GOAL OF THE EXERCISE
Every line below must be reproduced exactly. Copy them all.

SOURCE DATA
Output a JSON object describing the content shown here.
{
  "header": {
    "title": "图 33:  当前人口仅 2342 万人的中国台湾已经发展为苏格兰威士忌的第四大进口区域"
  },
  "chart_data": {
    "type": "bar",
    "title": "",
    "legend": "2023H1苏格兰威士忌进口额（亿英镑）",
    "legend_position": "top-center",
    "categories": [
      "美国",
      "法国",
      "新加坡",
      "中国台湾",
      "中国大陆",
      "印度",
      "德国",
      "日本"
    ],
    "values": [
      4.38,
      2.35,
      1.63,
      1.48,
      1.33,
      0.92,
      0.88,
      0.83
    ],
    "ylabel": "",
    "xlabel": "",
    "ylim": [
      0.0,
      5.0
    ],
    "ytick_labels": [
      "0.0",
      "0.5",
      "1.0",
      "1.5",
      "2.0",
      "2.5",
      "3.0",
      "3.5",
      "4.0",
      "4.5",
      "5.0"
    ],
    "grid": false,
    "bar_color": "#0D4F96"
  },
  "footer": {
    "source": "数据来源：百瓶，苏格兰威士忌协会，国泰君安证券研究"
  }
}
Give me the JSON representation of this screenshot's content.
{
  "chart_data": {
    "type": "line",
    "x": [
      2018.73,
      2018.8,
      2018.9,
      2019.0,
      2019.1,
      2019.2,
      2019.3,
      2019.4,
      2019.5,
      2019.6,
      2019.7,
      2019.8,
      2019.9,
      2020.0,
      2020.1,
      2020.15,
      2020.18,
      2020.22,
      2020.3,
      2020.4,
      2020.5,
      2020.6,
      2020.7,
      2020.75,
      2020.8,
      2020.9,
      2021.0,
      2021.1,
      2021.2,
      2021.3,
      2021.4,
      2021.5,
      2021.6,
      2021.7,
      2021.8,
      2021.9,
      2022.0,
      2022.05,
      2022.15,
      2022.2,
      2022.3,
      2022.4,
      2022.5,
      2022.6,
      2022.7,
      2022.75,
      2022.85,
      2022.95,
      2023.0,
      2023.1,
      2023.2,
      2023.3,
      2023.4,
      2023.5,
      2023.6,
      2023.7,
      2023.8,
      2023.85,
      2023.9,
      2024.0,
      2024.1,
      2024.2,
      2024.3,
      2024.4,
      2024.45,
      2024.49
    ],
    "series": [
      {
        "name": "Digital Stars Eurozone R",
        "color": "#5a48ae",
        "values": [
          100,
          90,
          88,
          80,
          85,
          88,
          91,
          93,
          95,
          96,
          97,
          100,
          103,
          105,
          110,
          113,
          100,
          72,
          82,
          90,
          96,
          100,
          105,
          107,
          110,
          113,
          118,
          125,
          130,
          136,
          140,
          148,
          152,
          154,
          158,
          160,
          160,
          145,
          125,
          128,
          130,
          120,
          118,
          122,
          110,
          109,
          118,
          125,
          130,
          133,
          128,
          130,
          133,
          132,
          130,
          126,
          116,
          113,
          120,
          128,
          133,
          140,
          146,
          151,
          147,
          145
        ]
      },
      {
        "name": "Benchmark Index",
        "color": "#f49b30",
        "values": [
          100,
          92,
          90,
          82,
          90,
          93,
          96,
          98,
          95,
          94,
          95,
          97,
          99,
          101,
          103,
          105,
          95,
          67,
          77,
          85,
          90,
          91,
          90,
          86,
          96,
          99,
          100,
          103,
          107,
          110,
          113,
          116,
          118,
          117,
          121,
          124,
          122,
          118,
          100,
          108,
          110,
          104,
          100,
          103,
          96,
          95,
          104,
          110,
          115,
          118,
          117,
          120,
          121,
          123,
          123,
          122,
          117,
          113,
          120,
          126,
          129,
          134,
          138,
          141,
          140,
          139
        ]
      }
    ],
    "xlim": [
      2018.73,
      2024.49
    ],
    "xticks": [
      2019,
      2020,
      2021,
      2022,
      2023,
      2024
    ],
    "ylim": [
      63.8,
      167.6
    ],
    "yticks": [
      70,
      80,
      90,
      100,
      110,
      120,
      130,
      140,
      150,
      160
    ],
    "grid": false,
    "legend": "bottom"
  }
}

THE SOLUTION
Output a JSON object describing the content shown here.
{
  "header": {
    "title": "图 33:  当前人口仅 2342 万人的中国台湾已经发展为苏格兰威士忌的第四大进口区域"
  },
  "chart_data": {
    "type": "bar",
    "title": "",
    "legend": "2023H1苏格兰威士忌进口额（亿英镑）",
    "legend_position": "top-center",
    "categories": [
      "美国",
      "法国",
      "新加坡",
      "中国台湾",
      "中国大陆",
      "印度",
      "德国",
      "日本"
    ],
    "values": [
      4.38,
      2.35,
      1.63,
      1.48,
      1.33,
      0.92,
      0.88,
      0.83
    ],
    "ylabel": "",
    "xlabel": "",
    "ylim": [
      0.0,
      5.0
    ],
    "ytick_labels": [
      "0.0",
      "0.5",
      "1.0",
      "1.5",
      "2.0",
      "2.5",
      "3.0",
      "3.5",
      "4.0",
      "4.5",
      "5.0"
    ],
    "grid": false,
    "bar_color": "#0D4F96"
  },
  "footer": {
    "source": "数据来源：百瓶，苏格兰威士忌协会，国泰君安证券研究"
  }
}
Give me the JSON representation of this screenshot's content.
{
  "chart_data": {
    "type": "line",
    "x": [
      2018.73,
      2018.8,
      2018.9,
      2019.0,
      2019.1,
      2019.2,
      2019.3,
      2019.4,
      2019.5,
      2019.6,
      2019.7,
      2019.8,
      2019.9,
      2020.0,
      2020.1,
      2020.15,
      2020.18,
      2020.22,
      2020.3,
      2020.4,
      2020.5,
      2020.6,
      2020.7,
      2020.75,
      2020.8,
      2020.9,
      2021.0,
      2021.1,
      2021.2,
      2021.3,
      2021.4,
      2021.5,
      2021.6,
      2021.7,
      2021.8,
      2021.9,
      2022.0,
      2022.05,
      2022.15,
      2022.2,
      2022.3,
      2022.4,
      2022.5,
      2022.6,
      2022.7,
      2022.75,
      2022.85,
      2022.95,
      2023.0,
      2023.1,
      2023.2,
      2023.3,
      2023.4,
      2023.5,
      2023.6,
      2023.7,
      2023.8,
      2023.85,
      2023.9,
      2024.0,
      2024.1,
      2024.2,
      2024.3,
      2024.4,
      2024.45,
      2024.49
    ],
    "series": [
      {
        "name": "Digital Stars Eurozone R",
        "color": "#5a48ae",
        "values": [
          100,
          90,
          88,
          80,
          85,
          88,
          91,
          93,
          95,
          96,
          97,
          100,
          103,
          105,
          110,
          113,
          100,
          72,
          82,
          90,
          96,
          100,
          105,
          107,
          110,
          113,
          118,
          125,
          130,
          136,
          140,
          148,
          152,
          154,
          158,
          160,
          160,
          145,
          125,
          128,
          130,
          120,
          118,
          122,
          110,
          109,
          118,
          125,
          130,
          133,
          128,
          130,
          133,
          132,
          130,
          126,
          116,
          113,
          120,
          128,
          133,
          140,
          146,
          151,
          147,
          145
        ]
      },
      {
        "name": "Benchmark Index",
        "color": "#f49b30",
        "values": [
          100,
          92,
          90,
          82,
          90,
          93,
          96,
          98,
          95,
          94,
          95,
          97,
          99,
          101,
          103,
          105,
          95,
          67,
          77,
          85,
          90,
          91,
          90,
          86,
          96,
          99,
          100,
          103,
          107,
          110,
          113,
          116,
          118,
          117,
          121,
          124,
          122,
          118,
          100,
          108,
          110,
          104,
          100,
          103,
          96,
          95,
          104,
          110,
          115,
          118,
          117,
          120,
          121,
          123,
          123,
          122,
          117,
          113,
          120,
          126,
          129,
          134,
          138,
          141,
          140,
          139
        ]
      }
    ],
    "xlim": [
      2018.73,
      2024.49
    ],
    "xticks": [
      2019,
      2020,
      2021,
      2022,
      2023,
      2024
    ],
    "ylim": [
      63.8,
      167.6
    ],
    "yticks": [
      70,
      80,
      90,
      100,
      110,
      120,
      130,
      140,
      150,
      160
    ],
    "grid": false,
    "legend": "bottom"
  }
}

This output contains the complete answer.